## Data entries
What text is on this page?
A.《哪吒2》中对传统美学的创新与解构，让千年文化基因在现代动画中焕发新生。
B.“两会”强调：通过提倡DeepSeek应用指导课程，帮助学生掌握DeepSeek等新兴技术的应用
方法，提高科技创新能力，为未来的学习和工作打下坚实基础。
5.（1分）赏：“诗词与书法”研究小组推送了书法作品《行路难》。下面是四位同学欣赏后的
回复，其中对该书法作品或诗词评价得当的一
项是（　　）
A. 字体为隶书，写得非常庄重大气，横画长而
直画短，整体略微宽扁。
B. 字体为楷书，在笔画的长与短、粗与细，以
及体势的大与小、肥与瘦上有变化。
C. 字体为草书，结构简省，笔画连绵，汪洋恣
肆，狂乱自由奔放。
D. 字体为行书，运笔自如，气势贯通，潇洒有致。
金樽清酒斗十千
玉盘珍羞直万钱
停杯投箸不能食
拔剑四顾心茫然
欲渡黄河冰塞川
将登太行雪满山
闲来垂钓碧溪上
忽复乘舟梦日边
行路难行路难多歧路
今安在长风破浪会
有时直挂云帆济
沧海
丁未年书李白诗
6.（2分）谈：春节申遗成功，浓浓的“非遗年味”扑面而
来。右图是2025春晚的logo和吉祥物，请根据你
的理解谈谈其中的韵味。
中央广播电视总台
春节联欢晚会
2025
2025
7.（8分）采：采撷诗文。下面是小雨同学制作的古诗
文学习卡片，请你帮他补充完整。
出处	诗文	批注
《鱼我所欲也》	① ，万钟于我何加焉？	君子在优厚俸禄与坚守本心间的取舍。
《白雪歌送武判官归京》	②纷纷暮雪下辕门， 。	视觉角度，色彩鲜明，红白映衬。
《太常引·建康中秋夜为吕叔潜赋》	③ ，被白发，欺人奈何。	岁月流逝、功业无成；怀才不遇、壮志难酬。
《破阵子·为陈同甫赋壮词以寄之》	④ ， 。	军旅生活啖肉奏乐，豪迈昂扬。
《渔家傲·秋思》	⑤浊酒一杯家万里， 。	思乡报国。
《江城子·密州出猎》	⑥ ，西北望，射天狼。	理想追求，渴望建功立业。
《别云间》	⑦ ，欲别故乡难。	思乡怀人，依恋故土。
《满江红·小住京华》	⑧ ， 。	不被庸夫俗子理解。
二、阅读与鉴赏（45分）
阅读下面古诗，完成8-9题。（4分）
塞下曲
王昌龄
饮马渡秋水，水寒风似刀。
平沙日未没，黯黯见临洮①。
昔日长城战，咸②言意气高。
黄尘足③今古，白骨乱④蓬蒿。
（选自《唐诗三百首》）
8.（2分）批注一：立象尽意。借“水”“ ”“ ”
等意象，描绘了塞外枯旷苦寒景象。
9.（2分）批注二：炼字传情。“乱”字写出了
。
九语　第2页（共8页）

## Exercise brief
Every record should be given again exactly.

## Exercise solution
What text is on this page?
A.《哪吒2》中对传统美学的创新与解构，让千年文化基因在现代动画中焕发新生。
B.“两会”强调：通过提倡DeepSeek应用指导课程，帮助学生掌握DeepSeek等新兴技术的应用
方法，提高科技创新能力，为未来的学习和工作打下坚实基础。
5.（1分）赏：“诗词与书法”研究小组推送了书法作品《行路难》。下面是四位同学欣赏后的
回复，其中对该书法作品或诗词评价得当的一
项是（　　）
A. 字体为隶书，写得非常庄重大气，横画长而
直画短，整体略微宽扁。
B. 字体为楷书，在笔画的长与短、粗与细，以
及体势的大与小、肥与瘦上有变化。
C. 字体为草书，结构简省，笔画连绵，汪洋恣
肆，狂乱自由奔放。
D. 字体为行书，运笔自如，气势贯通，潇洒有致。
金樽清酒斗十千
玉盘珍羞直万钱
停杯投箸不能食
拔剑四顾心茫然
欲渡黄河冰塞川
将登太行雪满山
闲来垂钓碧溪上
忽复乘舟梦日边
行路难行路难多歧路
今安在长风破浪会
有时直挂云帆济
沧海
丁未年书李白诗
6.（2分）谈：春节申遗成功，浓浓的“非遗年味”扑面而
来。右图是2025春晚的logo和吉祥物，请根据你
的理解谈谈其中的韵味。
中央广播电视总台
春节联欢晚会
2025
2025
7.（8分）采：采撷诗文。下面是小雨同学制作的古诗
文学习卡片，请你帮他补充完整。
出处	诗文	批注
《鱼我所欲也》	① ，万钟于我何加焉？	君子在优厚俸禄与坚守本心间的取舍。
《白雪歌送武判官归京》	②纷纷暮雪下辕门， 。	视觉角度，色彩鲜明，红白映衬。
《太常引·建康中秋夜为吕叔潜赋》	③ ，被白发，欺人奈何。	岁月流逝、功业无成；怀才不遇、壮志难酬。
《破阵子·为陈同甫赋壮词以寄之》	④ ， 。	军旅生活啖肉奏乐，豪迈昂扬。
《渔家傲·秋思》	⑤浊酒一杯家万里， 。	思乡报国。
《江城子·密州出猎》	⑥ ，西北望，射天狼。	理想追求，渴望建功立业。
《别云间》	⑦ ，欲别故乡难。	思乡怀人，依恋故土。
《满江红·小住京华》	⑧ ， 。	不被庸夫俗子理解。
二、阅读与鉴赏（45分）
阅读下面古诗，完成8-9题。（4分）
塞下曲
王昌龄
饮马渡秋水，水寒风似刀。
平沙日未没，黯黯见临洮①。
昔日长城战，咸②言意气高。
黄尘足③今古，白骨乱④蓬蒿。
（选自《唐诗三百首》）
8.（2分）批注一：立象尽意。借“水”“ ”“ ”
等意象，描绘了塞外枯旷苦寒景象。
9.（2分）批注二：炼字传情。“乱”字写出了
。
九语　第2页（共8页）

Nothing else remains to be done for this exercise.